TASK DIRECTIONS
Rewrite the entries, starting at the beginning and ending with the line that contains "measurement-point (670, 112, 676, 118)", replacing "matched-star-point" with "matched-star-marker" and leaving everything else unchanged.

DATA IN THIS EXERCISE
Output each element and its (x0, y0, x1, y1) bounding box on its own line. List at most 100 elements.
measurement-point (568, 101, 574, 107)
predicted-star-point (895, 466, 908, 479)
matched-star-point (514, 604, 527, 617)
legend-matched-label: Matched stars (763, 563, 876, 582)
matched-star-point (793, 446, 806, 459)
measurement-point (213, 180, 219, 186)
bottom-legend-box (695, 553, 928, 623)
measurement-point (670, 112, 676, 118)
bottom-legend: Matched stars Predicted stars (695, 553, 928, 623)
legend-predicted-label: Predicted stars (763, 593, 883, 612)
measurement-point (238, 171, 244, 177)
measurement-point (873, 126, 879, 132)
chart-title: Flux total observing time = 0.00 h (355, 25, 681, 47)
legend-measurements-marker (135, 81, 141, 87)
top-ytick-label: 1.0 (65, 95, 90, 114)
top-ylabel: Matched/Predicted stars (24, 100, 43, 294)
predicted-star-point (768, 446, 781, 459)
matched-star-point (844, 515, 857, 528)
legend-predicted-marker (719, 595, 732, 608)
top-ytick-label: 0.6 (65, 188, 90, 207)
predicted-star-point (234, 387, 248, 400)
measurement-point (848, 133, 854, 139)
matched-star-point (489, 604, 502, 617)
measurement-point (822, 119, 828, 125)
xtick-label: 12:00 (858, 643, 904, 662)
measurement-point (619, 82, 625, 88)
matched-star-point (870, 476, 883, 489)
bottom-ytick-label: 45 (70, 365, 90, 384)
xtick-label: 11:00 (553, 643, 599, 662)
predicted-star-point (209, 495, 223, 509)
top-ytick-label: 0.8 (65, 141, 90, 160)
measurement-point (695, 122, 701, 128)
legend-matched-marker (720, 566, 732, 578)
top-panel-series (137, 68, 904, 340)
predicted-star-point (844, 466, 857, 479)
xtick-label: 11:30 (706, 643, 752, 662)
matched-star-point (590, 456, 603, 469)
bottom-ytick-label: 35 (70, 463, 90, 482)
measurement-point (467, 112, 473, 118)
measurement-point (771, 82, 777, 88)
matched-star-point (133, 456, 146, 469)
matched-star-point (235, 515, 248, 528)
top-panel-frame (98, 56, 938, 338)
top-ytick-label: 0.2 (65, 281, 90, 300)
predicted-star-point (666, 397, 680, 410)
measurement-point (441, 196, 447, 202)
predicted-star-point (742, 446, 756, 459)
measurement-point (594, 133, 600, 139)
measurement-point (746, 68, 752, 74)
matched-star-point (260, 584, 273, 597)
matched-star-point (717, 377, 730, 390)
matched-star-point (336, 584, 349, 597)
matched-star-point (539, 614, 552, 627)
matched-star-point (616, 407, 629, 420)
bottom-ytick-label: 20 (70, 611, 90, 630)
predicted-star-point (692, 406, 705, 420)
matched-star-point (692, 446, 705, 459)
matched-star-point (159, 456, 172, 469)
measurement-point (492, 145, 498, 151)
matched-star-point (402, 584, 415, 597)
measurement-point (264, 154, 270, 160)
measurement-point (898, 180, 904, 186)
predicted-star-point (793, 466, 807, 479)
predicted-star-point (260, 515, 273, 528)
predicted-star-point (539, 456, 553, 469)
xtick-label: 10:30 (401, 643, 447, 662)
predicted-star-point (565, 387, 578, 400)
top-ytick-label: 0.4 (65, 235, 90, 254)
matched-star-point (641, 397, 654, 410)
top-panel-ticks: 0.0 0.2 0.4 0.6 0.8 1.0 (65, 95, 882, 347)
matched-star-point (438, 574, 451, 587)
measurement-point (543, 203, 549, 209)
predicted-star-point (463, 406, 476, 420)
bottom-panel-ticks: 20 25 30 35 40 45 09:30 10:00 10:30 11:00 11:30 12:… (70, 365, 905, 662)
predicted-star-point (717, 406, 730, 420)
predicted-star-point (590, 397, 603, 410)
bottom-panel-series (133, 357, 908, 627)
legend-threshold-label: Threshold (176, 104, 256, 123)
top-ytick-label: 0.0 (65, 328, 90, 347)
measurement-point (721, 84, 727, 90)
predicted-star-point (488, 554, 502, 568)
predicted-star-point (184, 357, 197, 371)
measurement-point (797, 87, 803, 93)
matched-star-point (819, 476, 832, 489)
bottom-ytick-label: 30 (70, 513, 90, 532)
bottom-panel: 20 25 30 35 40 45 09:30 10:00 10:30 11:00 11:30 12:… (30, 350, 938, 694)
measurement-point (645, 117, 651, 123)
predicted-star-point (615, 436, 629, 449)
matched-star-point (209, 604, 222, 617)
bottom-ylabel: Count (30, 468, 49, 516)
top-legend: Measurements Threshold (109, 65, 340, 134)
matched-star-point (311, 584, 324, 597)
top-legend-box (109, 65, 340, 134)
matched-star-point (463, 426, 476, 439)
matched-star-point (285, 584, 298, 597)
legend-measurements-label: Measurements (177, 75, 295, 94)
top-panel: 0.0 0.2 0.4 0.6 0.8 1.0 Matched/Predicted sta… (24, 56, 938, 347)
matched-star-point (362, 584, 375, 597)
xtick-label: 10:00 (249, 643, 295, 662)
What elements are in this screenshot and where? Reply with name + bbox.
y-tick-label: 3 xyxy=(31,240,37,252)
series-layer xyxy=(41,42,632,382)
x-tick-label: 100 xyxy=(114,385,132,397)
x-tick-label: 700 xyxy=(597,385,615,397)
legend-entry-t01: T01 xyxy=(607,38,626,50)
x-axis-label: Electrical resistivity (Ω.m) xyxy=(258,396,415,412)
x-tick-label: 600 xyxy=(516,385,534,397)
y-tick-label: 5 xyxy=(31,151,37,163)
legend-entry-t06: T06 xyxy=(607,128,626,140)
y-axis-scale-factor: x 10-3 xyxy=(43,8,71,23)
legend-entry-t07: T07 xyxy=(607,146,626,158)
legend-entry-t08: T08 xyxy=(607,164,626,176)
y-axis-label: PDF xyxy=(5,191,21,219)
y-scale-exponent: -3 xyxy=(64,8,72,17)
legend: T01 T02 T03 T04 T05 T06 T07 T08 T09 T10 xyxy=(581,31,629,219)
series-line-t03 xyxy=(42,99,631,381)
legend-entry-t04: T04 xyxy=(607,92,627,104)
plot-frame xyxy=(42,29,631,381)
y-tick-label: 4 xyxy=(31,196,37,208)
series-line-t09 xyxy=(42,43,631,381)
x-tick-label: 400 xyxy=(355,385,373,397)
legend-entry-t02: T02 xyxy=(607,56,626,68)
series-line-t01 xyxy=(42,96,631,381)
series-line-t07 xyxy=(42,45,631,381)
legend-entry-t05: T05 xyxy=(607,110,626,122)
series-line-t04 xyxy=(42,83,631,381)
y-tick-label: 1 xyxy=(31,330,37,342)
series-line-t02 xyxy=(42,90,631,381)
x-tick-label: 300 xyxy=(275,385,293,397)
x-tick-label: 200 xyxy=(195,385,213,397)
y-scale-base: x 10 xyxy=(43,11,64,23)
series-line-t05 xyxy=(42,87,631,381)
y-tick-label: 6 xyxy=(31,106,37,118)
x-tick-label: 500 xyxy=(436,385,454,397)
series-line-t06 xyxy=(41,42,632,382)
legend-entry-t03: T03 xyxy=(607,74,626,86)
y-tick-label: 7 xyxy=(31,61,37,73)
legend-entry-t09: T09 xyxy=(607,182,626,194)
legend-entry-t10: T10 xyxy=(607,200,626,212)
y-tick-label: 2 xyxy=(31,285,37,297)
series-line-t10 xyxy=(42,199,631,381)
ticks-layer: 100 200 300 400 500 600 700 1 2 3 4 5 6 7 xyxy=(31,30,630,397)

RESULT OF THIS EXERCISE
Output each element and its (x0, y0, x1, y1) bounding box on its own line. List at most 100 elements.
measurement-point (568, 101, 574, 107)
predicted-star-point (895, 466, 908, 479)
matched-star-marker (514, 604, 527, 617)
legend-matched-label: Matched stars (763, 563, 876, 582)
matched-star-marker (793, 446, 806, 459)
measurement-point (213, 180, 219, 186)
bottom-legend-box (695, 553, 928, 623)
measurement-point (670, 112, 676, 118)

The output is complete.